### Exercise description
Send each entry back exactly as given, pictures excluded.

(Collection entries)
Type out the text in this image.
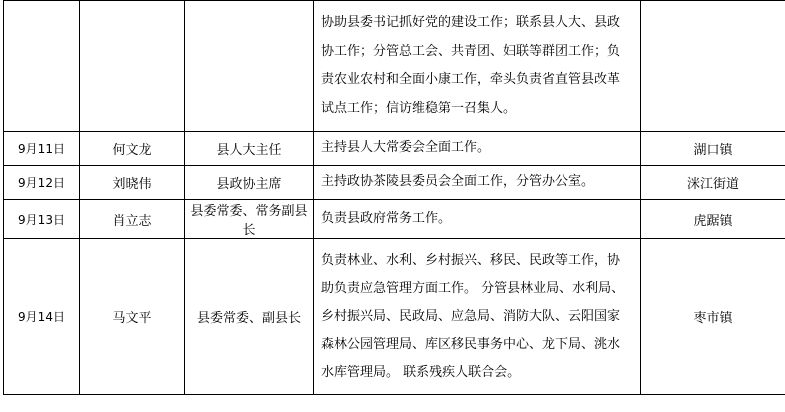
			协助县委书记抓好党的建设工作；联系县人大、县政
协工作；分管总工会、共青团、妇联等群团工作；负
责农业农村和全面小康工作，牵头负责省直管县改革
试点工作；信访维稳第一召集人。	

9月11日	何文龙	县人大主任	主持县人大常委会全面工作。	湖口镇
9月12日	刘晓伟	县政协主席	主持政协茶陵县委员会全面工作，分管办公室。	洣江街道
9月13日	肖立志	县委常委、常务副县长	负责县政府常务工作。	虎踞镇
9月14日	马文平	县委常委、副县长	负责林业、水利、乡村振兴、移民、民政等工作，协
助负责应急管理方面工作。 分管县林业局、水利局、
乡村振兴局、民政局、应急局、消防大队、云阳国家
森林公园管理局、库区移民事务中心、龙下局、洮水
水库管理局。 联系残疾人联合会。	枣市镇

### Output for this task
Type out the text in this image.
			协助县委书记抓好党的建设工作；联系县人大、县政
协工作；分管总工会、共青团、妇联等群团工作；负
责农业农村和全面小康工作，牵头负责省直管县改革
试点工作；信访维稳第一召集人。	

9月11日	何文龙	县人大主任	主持县人大常委会全面工作。	湖口镇
9月12日	刘晓伟	县政协主席	主持政协茶陵县委员会全面工作，分管办公室。	洣江街道
9月13日	肖立志	县委常委、常务副县长	负责县政府常务工作。	虎踞镇
9月14日	马文平	县委常委、副县长	负责林业、水利、乡村振兴、移民、民政等工作，协
助负责应急管理方面工作。 分管县林业局、水利局、
乡村振兴局、民政局、应急局、消防大队、云阳国家
森林公园管理局、库区移民事务中心、龙下局、洮水
水库管理局。 联系残疾人联合会。	枣市镇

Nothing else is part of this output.